### [Exercise input]
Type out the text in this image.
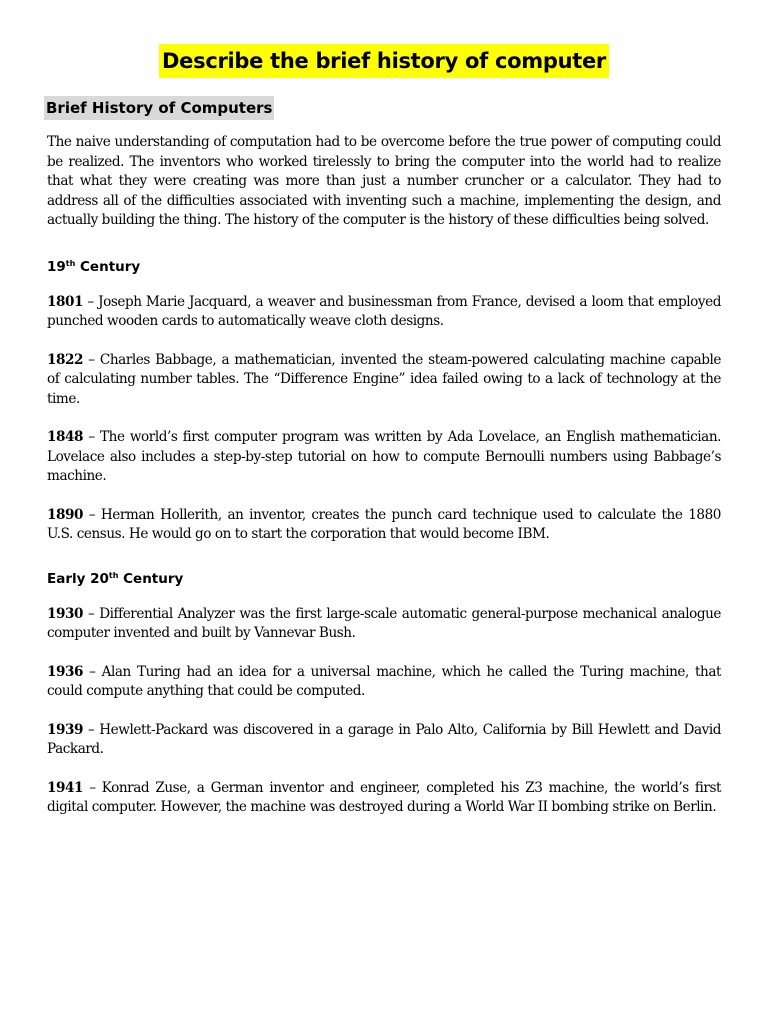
Describe the brief history of computer
Brief History of Computers

The naive understanding of computation had to be overcome before the true power of computing could be realized. The inventors who worked tirelessly to bring the computer into the world had to realize that what they were creating was more than just a number cruncher or a calculator. They had to address all of the difficulties associated with inventing such a machine, implementing the design, and actually building the thing. The history of the computer is the history of these difficulties being solved.

19th Century

1801 – Joseph Marie Jacquard, a weaver and businessman from France, devised a loom that employed punched wooden cards to automatically weave cloth designs.

1822 – Charles Babbage, a mathematician, invented the steam-powered calculating machine capable of calculating number tables. The “Difference Engine” idea failed owing to a lack of technology at the time.

1848 – The world’s first computer program was written by Ada Lovelace, an English mathematician. Lovelace also includes a step-by-step tutorial on how to compute Bernoulli numbers using Babbage’s machine.

1890 – Herman Hollerith, an inventor, creates the punch card technique used to calculate the 1880 U.S. census. He would go on to start the corporation that would become IBM.

Early 20th Century

1930 – Differential Analyzer was the first large-scale automatic general-purpose mechanical analogue computer invented and built by Vannevar Bush.

1936 – Alan Turing had an idea for a universal machine, which he called the Turing machine, that could compute anything that could be computed.

1939 – Hewlett-Packard was discovered in a garage in Palo Alto, California by Bill Hewlett and David Packard.

1941 – Konrad Zuse, a German inventor and engineer, completed his Z3 machine, the world’s first digital computer. However, the machine was destroyed during a World War II bombing strike on Berlin.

### [Required task]
The entries above should be reproduced exactly, without their pictures.

### [Task response]
Type out the text in this image.
Describe the brief history of computer
Brief History of Computers

The naive understanding of computation had to be overcome before the true power of computing could be realized. The inventors who worked tirelessly to bring the computer into the world had to realize that what they were creating was more than just a number cruncher or a calculator. They had to address all of the difficulties associated with inventing such a machine, implementing the design, and actually building the thing. The history of the computer is the history of these difficulties being solved.

19th Century

1801 – Joseph Marie Jacquard, a weaver and businessman from France, devised a loom that employed punched wooden cards to automatically weave cloth designs.

1822 – Charles Babbage, a mathematician, invented the steam-powered calculating machine capable of calculating number tables. The “Difference Engine” idea failed owing to a lack of technology at the time.

1848 – The world’s first computer program was written by Ada Lovelace, an English mathematician. Lovelace also includes a step-by-step tutorial on how to compute Bernoulli numbers using Babbage’s machine.

1890 – Herman Hollerith, an inventor, creates the punch card technique used to calculate the 1880 U.S. census. He would go on to start the corporation that would become IBM.

Early 20th Century

1930 – Differential Analyzer was the first large-scale automatic general-purpose mechanical analogue computer invented and built by Vannevar Bush.

1936 – Alan Turing had an idea for a universal machine, which he called the Turing machine, that could compute anything that could be computed.

1939 – Hewlett-Packard was discovered in a garage in Palo Alto, California by Bill Hewlett and David Packard.

1941 – Konrad Zuse, a German inventor and engineer, completed his Z3 machine, the world’s first digital computer. However, the machine was destroyed during a World War II bombing strike on Berlin.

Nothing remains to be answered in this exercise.